[What needs to be done]
Return all of the data exactly as given.
#### Source data
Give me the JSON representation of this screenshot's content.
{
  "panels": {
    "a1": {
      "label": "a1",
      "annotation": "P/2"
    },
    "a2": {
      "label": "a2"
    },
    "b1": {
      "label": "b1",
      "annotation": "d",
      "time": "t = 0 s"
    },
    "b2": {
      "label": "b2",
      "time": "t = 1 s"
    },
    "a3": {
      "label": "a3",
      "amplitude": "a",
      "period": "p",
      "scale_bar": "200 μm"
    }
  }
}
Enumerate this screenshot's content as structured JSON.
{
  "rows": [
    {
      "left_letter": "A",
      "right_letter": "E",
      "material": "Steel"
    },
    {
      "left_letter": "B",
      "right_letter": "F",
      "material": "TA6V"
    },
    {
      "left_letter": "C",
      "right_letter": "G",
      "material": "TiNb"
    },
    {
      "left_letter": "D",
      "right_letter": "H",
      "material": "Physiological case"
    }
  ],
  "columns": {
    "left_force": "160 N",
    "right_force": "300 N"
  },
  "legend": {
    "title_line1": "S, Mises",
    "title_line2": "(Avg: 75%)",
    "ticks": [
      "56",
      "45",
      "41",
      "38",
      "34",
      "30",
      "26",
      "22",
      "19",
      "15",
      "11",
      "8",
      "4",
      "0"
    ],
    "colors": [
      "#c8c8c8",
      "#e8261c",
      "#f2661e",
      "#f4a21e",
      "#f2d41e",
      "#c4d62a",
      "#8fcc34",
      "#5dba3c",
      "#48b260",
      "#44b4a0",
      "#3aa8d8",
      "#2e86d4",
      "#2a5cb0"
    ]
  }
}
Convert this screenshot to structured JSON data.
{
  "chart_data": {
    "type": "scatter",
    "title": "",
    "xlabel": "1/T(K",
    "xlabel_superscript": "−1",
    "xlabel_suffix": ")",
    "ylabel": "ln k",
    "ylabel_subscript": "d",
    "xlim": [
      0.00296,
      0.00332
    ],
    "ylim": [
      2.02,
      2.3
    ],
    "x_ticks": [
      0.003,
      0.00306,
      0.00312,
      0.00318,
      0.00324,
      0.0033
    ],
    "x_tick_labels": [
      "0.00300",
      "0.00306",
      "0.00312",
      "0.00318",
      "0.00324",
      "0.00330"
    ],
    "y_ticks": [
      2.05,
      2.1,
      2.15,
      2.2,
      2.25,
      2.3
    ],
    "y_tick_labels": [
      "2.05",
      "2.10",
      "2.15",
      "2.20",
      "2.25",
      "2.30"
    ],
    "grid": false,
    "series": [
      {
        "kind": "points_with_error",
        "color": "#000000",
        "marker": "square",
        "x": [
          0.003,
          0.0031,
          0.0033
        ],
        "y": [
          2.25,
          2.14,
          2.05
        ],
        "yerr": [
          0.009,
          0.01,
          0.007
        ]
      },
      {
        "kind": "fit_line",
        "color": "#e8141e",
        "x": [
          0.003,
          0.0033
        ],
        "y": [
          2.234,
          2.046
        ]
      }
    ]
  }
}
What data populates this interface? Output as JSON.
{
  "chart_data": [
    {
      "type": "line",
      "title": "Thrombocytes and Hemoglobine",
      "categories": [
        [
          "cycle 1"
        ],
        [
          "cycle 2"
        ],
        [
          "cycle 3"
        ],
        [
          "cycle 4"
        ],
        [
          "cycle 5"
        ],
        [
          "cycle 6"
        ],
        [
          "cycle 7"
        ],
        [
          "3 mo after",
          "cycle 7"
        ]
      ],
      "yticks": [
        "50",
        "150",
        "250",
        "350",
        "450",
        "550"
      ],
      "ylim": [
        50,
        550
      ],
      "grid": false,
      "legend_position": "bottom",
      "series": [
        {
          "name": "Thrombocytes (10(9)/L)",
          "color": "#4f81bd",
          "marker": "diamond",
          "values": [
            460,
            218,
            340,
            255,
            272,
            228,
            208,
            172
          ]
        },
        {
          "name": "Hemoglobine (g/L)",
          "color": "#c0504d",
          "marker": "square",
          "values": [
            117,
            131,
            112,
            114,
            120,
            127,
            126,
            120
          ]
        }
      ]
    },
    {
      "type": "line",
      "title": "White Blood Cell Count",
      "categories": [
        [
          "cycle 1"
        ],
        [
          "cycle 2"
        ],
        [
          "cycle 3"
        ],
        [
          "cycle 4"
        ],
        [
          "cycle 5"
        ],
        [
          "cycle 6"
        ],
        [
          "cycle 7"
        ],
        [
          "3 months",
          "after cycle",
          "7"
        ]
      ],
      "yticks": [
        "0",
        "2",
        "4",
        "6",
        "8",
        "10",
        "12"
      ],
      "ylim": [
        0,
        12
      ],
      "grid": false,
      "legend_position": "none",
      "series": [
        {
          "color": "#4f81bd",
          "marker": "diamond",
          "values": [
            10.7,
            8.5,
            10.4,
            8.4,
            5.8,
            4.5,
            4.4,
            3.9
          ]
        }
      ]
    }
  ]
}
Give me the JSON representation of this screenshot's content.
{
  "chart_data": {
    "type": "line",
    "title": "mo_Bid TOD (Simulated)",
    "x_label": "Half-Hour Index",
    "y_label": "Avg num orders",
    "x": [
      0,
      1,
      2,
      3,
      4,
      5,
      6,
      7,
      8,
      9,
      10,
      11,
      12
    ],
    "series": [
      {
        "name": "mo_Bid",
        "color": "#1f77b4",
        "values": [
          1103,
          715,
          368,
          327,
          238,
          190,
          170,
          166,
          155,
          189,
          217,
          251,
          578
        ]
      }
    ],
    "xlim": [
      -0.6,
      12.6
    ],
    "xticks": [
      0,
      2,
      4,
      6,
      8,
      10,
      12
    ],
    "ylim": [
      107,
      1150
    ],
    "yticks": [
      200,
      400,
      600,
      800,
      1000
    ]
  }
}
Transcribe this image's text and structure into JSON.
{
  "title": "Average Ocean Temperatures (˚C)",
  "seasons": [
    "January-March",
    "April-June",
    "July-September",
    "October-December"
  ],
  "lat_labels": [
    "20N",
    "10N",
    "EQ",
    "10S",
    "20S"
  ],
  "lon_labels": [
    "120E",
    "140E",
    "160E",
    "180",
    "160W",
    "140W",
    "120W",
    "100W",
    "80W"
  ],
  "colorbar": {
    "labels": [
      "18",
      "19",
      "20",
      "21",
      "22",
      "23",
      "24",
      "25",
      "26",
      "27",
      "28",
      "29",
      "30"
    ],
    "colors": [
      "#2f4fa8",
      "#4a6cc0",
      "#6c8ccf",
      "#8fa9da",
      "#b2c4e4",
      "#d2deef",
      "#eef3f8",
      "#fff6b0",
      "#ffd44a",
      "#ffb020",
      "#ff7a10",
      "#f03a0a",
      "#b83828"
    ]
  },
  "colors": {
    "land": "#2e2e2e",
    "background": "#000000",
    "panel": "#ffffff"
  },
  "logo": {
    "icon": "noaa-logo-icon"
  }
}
########
[The reply]
Give me the JSON representation of this screenshot's content.
{
  "panels": {
    "a1": {
      "label": "a1",
      "annotation": "P/2"
    },
    "a2": {
      "label": "a2"
    },
    "b1": {
      "label": "b1",
      "annotation": "d",
      "time": "t = 0 s"
    },
    "b2": {
      "label": "b2",
      "time": "t = 1 s"
    },
    "a3": {
      "label": "a3",
      "amplitude": "a",
      "period": "p",
      "scale_bar": "200 μm"
    }
  }
}
Enumerate this screenshot's content as structured JSON.
{
  "rows": [
    {
      "left_letter": "A",
      "right_letter": "E",
      "material": "Steel"
    },
    {
      "left_letter": "B",
      "right_letter": "F",
      "material": "TA6V"
    },
    {
      "left_letter": "C",
      "right_letter": "G",
      "material": "TiNb"
    },
    {
      "left_letter": "D",
      "right_letter": "H",
      "material": "Physiological case"
    }
  ],
  "columns": {
    "left_force": "160 N",
    "right_force": "300 N"
  },
  "legend": {
    "title_line1": "S, Mises",
    "title_line2": "(Avg: 75%)",
    "ticks": [
      "56",
      "45",
      "41",
      "38",
      "34",
      "30",
      "26",
      "22",
      "19",
      "15",
      "11",
      "8",
      "4",
      "0"
    ],
    "colors": [
      "#c8c8c8",
      "#e8261c",
      "#f2661e",
      "#f4a21e",
      "#f2d41e",
      "#c4d62a",
      "#8fcc34",
      "#5dba3c",
      "#48b260",
      "#44b4a0",
      "#3aa8d8",
      "#2e86d4",
      "#2a5cb0"
    ]
  }
}
Convert this screenshot to structured JSON data.
{
  "chart_data": {
    "type": "scatter",
    "title": "",
    "xlabel": "1/T(K",
    "xlabel_superscript": "−1",
    "xlabel_suffix": ")",
    "ylabel": "ln k",
    "ylabel_subscript": "d",
    "xlim": [
      0.00296,
      0.00332
    ],
    "ylim": [
      2.02,
      2.3
    ],
    "x_ticks": [
      0.003,
      0.00306,
      0.00312,
      0.00318,
      0.00324,
      0.0033
    ],
    "x_tick_labels": [
      "0.00300",
      "0.00306",
      "0.00312",
      "0.00318",
      "0.00324",
      "0.00330"
    ],
    "y_ticks": [
      2.05,
      2.1,
      2.15,
      2.2,
      2.25,
      2.3
    ],
    "y_tick_labels": [
      "2.05",
      "2.10",
      "2.15",
      "2.20",
      "2.25",
      "2.30"
    ],
    "grid": false,
    "series": [
      {
        "kind": "points_with_error",
        "color": "#000000",
        "marker": "square",
        "x": [
          0.003,
          0.0031,
          0.0033
        ],
        "y": [
          2.25,
          2.14,
          2.05
        ],
        "yerr": [
          0.009,
          0.01,
          0.007
        ]
      },
      {
        "kind": "fit_line",
        "color": "#e8141e",
        "x": [
          0.003,
          0.0033
        ],
        "y": [
          2.234,
          2.046
        ]
      }
    ]
  }
}
What data populates this interface? Output as JSON.
{
  "chart_data": [
    {
      "type": "line",
      "title": "Thrombocytes and Hemoglobine",
      "categories": [
        [
          "cycle 1"
        ],
        [
          "cycle 2"
        ],
        [
          "cycle 3"
        ],
        [
          "cycle 4"
        ],
        [
          "cycle 5"
        ],
        [
          "cycle 6"
        ],
        [
          "cycle 7"
        ],
        [
          "3 mo after",
          "cycle 7"
        ]
      ],
      "yticks": [
        "50",
        "150",
        "250",
        "350",
        "450",
        "550"
      ],
      "ylim": [
        50,
        550
      ],
      "grid": false,
      "legend_position": "bottom",
      "series": [
        {
          "name": "Thrombocytes (10(9)/L)",
          "color": "#4f81bd",
          "marker": "diamond",
          "values": [
            460,
            218,
            340,
            255,
            272,
            228,
            208,
            172
          ]
        },
        {
          "name": "Hemoglobine (g/L)",
          "color": "#c0504d",
          "marker": "square",
          "values": [
            117,
            131,
            112,
            114,
            120,
            127,
            126,
            120
          ]
        }
      ]
    },
    {
      "type": "line",
      "title": "White Blood Cell Count",
      "categories": [
        [
          "cycle 1"
        ],
        [
          "cycle 2"
        ],
        [
          "cycle 3"
        ],
        [
          "cycle 4"
        ],
        [
          "cycle 5"
        ],
        [
          "cycle 6"
        ],
        [
          "cycle 7"
        ],
        [
          "3 months",
          "after cycle",
          "7"
        ]
      ],
      "yticks": [
        "0",
        "2",
        "4",
        "6",
        "8",
        "10",
        "12"
      ],
      "ylim": [
        0,
        12
      ],
      "grid": false,
      "legend_position": "none",
      "series": [
        {
          "color": "#4f81bd",
          "marker": "diamond",
          "values": [
            10.7,
            8.5,
            10.4,
            8.4,
            5.8,
            4.5,
            4.4,
            3.9
          ]
        }
      ]
    }
  ]
}
Give me the JSON representation of this screenshot's content.
{
  "chart_data": {
    "type": "line",
    "title": "mo_Bid TOD (Simulated)",
    "x_label": "Half-Hour Index",
    "y_label": "Avg num orders",
    "x": [
      0,
      1,
      2,
      3,
      4,
      5,
      6,
      7,
      8,
      9,
      10,
      11,
      12
    ],
    "series": [
      {
        "name": "mo_Bid",
        "color": "#1f77b4",
        "values": [
          1103,
          715,
          368,
          327,
          238,
          190,
          170,
          166,
          155,
          189,
          217,
          251,
          578
        ]
      }
    ],
    "xlim": [
      -0.6,
      12.6
    ],
    "xticks": [
      0,
      2,
      4,
      6,
      8,
      10,
      12
    ],
    "ylim": [
      107,
      1150
    ],
    "yticks": [
      200,
      400,
      600,
      800,
      1000
    ]
  }
}
Transcribe this image's text and structure into JSON.
{
  "title": "Average Ocean Temperatures (˚C)",
  "seasons": [
    "January-March",
    "April-June",
    "July-September",
    "October-December"
  ],
  "lat_labels": [
    "20N",
    "10N",
    "EQ",
    "10S",
    "20S"
  ],
  "lon_labels": [
    "120E",
    "140E",
    "160E",
    "180",
    "160W",
    "140W",
    "120W",
    "100W",
    "80W"
  ],
  "colorbar": {
    "labels": [
      "18",
      "19",
      "20",
      "21",
      "22",
      "23",
      "24",
      "25",
      "26",
      "27",
      "28",
      "29",
      "30"
    ],
    "colors": [
      "#2f4fa8",
      "#4a6cc0",
      "#6c8ccf",
      "#8fa9da",
      "#b2c4e4",
      "#d2deef",
      "#eef3f8",
      "#fff6b0",
      "#ffd44a",
      "#ffb020",
      "#ff7a10",
      "#f03a0a",
      "#b83828"
    ]
  },
  "colors": {
    "land": "#2e2e2e",
    "background": "#000000",
    "panel": "#ffffff"
  },
  "logo": {
    "icon": "noaa-logo-icon"
  }
}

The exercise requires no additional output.